» Task requirements
Exclude the pictures; give every entry again exactly as written.

» Dataset records
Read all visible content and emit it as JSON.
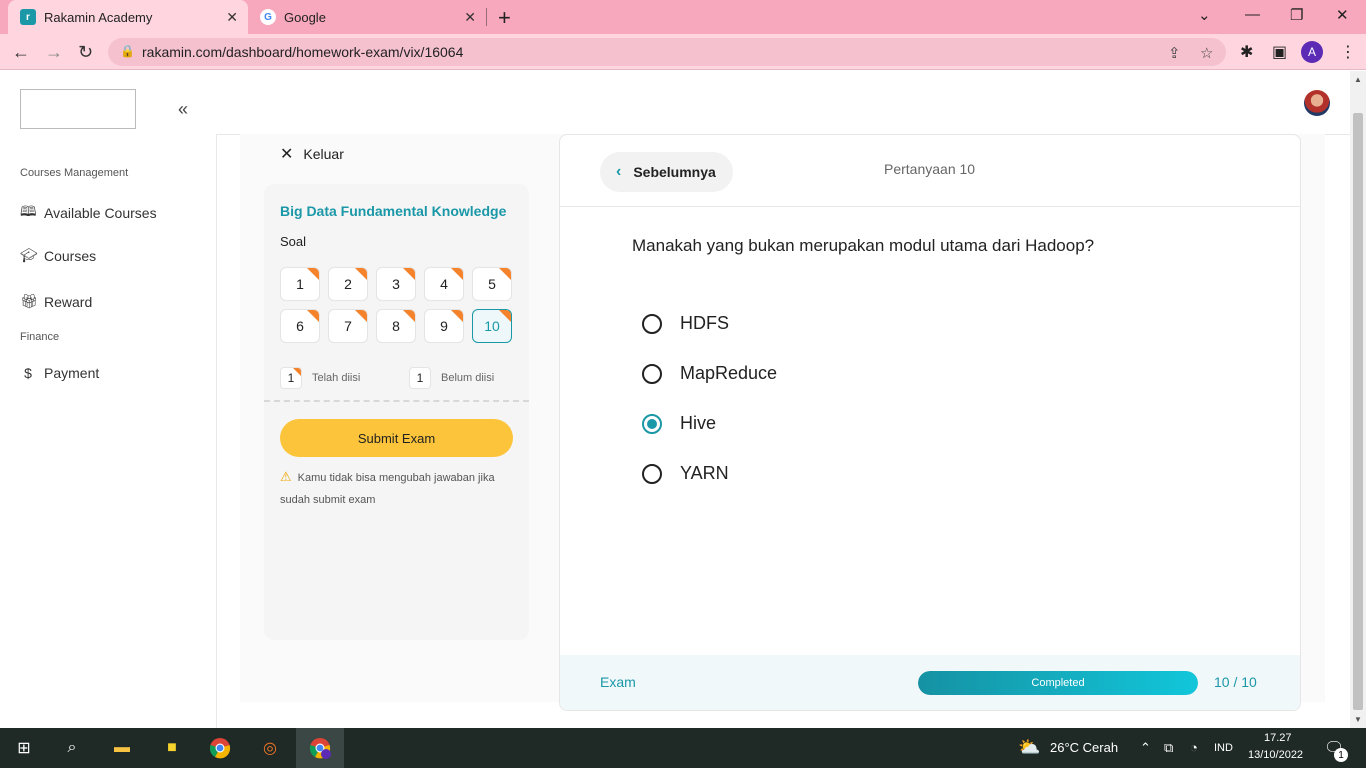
{
  "browser": {
    "tabs": [
      {
        "title": "Rakamin Academy",
        "active": true
      },
      {
        "title": "Google",
        "active": false
      }
    ],
    "url": "rakamin.com/dashboard/homework-exam/vix/16064",
    "profile_initial": "A",
    "colors": {
      "tabbar": "#f8a8bd",
      "toolbar": "#ffd6e0"
    }
  },
  "sidebar": {
    "sections": [
      {
        "label": "Courses Management"
      },
      {
        "label": "Finance"
      }
    ],
    "items": [
      {
        "label": "Available Courses",
        "icon": "book-icon"
      },
      {
        "label": "Courses",
        "icon": "graduation-cap-icon"
      },
      {
        "label": "Reward",
        "icon": "gift-icon"
      },
      {
        "label": "Payment",
        "icon": "dollar-icon"
      }
    ]
  },
  "exam_panel": {
    "exit_label": "Keluar",
    "course_title": "Big Data Fundamental Knowledge",
    "soal_label": "Soal",
    "questions": [
      "1",
      "2",
      "3",
      "4",
      "5",
      "6",
      "7",
      "8",
      "9",
      "10"
    ],
    "current_question": "10",
    "legend": {
      "answered_count": "1",
      "answered_label": "Telah diisi",
      "unanswered_count": "1",
      "unanswered_label": "Belum diisi"
    },
    "submit_label": "Submit Exam",
    "warning": "Kamu tidak bisa mengubah jawaban jika sudah submit exam"
  },
  "question_card": {
    "prev_label": "Sebelumnya",
    "question_number": "Pertanyaan 10",
    "question_text": "Manakah yang bukan merupakan modul utama dari Hadoop?",
    "options": [
      {
        "label": "HDFS",
        "selected": false
      },
      {
        "label": "MapReduce",
        "selected": false
      },
      {
        "label": "Hive",
        "selected": true
      },
      {
        "label": "YARN",
        "selected": false
      }
    ],
    "footer": {
      "label": "Exam",
      "progress_text": "Completed",
      "progress_fraction": 1.0,
      "count": "10 / 10"
    },
    "accent": "#1a98a8"
  },
  "taskbar": {
    "weather": "26°C  Cerah",
    "lang": "IND",
    "time": "17.27",
    "date": "13/10/2022",
    "notification_count": "1"
  }
}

» Result of this task
Read all visible content and emit it as JSON.
{
  "browser": {
    "tabs": [
      {
        "title": "Rakamin Academy",
        "active": true
      },
      {
        "title": "Google",
        "active": false
      }
    ],
    "url": "rakamin.com/dashboard/homework-exam/vix/16064",
    "profile_initial": "A",
    "colors": {
      "tabbar": "#f8a8bd",
      "toolbar": "#ffd6e0"
    }
  },
  "sidebar": {
    "sections": [
      {
        "label": "Courses Management"
      },
      {
        "label": "Finance"
      }
    ],
    "items": [
      {
        "label": "Available Courses",
        "icon": "book-icon"
      },
      {
        "label": "Courses",
        "icon": "graduation-cap-icon"
      },
      {
        "label": "Reward",
        "icon": "gift-icon"
      },
      {
        "label": "Payment",
        "icon": "dollar-icon"
      }
    ]
  },
  "exam_panel": {
    "exit_label": "Keluar",
    "course_title": "Big Data Fundamental Knowledge",
    "soal_label": "Soal",
    "questions": [
      "1",
      "2",
      "3",
      "4",
      "5",
      "6",
      "7",
      "8",
      "9",
      "10"
    ],
    "current_question": "10",
    "legend": {
      "answered_count": "1",
      "answered_label": "Telah diisi",
      "unanswered_count": "1",
      "unanswered_label": "Belum diisi"
    },
    "submit_label": "Submit Exam",
    "warning": "Kamu tidak bisa mengubah jawaban jika sudah submit exam"
  },
  "question_card": {
    "prev_label": "Sebelumnya",
    "question_number": "Pertanyaan 10",
    "question_text": "Manakah yang bukan merupakan modul utama dari Hadoop?",
    "options": [
      {
        "label": "HDFS",
        "selected": false
      },
      {
        "label": "MapReduce",
        "selected": false
      },
      {
        "label": "Hive",
        "selected": true
      },
      {
        "label": "YARN",
        "selected": false
      }
    ],
    "footer": {
      "label": "Exam",
      "progress_text": "Completed",
      "progress_fraction": 1.0,
      "count": "10 / 10"
    },
    "accent": "#1a98a8"
  },
  "taskbar": {
    "weather": "26°C  Cerah",
    "lang": "IND",
    "time": "17.27",
    "date": "13/10/2022",
    "notification_count": "1"
  }
}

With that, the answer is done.